- **Exercise instructions**
(1) From the passage about McDowell and Fianna Fáil, list every party or organization it names.
(2) In the passage about McDowell and Fianna Fáil, who received a great cheer on entering the meeting?

- **Selected extract**
-*-*-
A very quick conversion from formulating the idea of cafe bars to the liberalisation of the restaurant trade (long a tenet of PD policy) was an amazing volte-face, but it worked in that he slightly, but only slightly, mollified the Fianna Fáil party, but in turn every restaurant can now in effect become a cafe bar.

McDowell went to the Fianna Fáil parliamentary meeting on Tuesday evening, and it was indeed an interesting occasion. The room on Floor 5 was thronged. Usually there has been a huge turnout like that only at times of attempted coups or votes on leadership. But for McDowell the troops were out.

How did he handle it? He was nervous but bullish at the same time. He came with a fine shield in Noel Grealish, PD deputy for Galway, who got a great cheer when he came in. Michael himself, when he had finished his speech, got a polite clap, as he later got when he was leaving.

Fianna Fáil backbenchers were mollified but also a trifle miffed, and Drapier feels that many would have liked a bloody and triumphant outcome at what was a contrived and controlled issue.

The most interesting part of the meeting was when the Minister was summing up. He cautioned them "that to resist all change, for all the wrong reasons, would be very bad", and there were many who knew exactly what he meant. The breakup of Fianna Fáil and the PDs is now quite clear.

So what are to be the great causes? Not Aer Rianta, because the public don't care one bit who owns and runs the terminals as long as they can get away quickly.

It will not be on cafe bars because the public would just laugh uproariously at that type of pretext.
-*-*-
- **Dataset extract**

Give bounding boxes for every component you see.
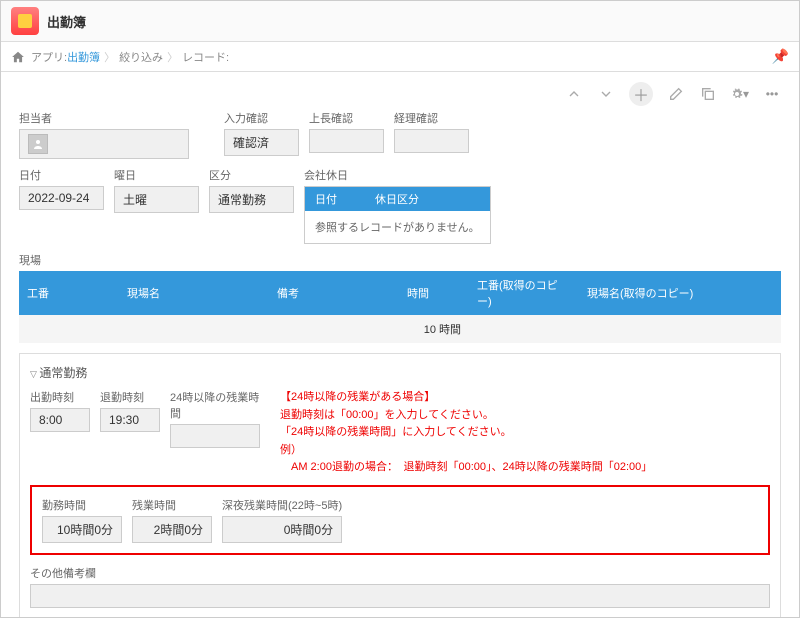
-*-*-
- **Solved problems**
(1) Fianna Fáil, the PDs, Aer Rianta

(2) Noel Grealish, PD deputy for Galway.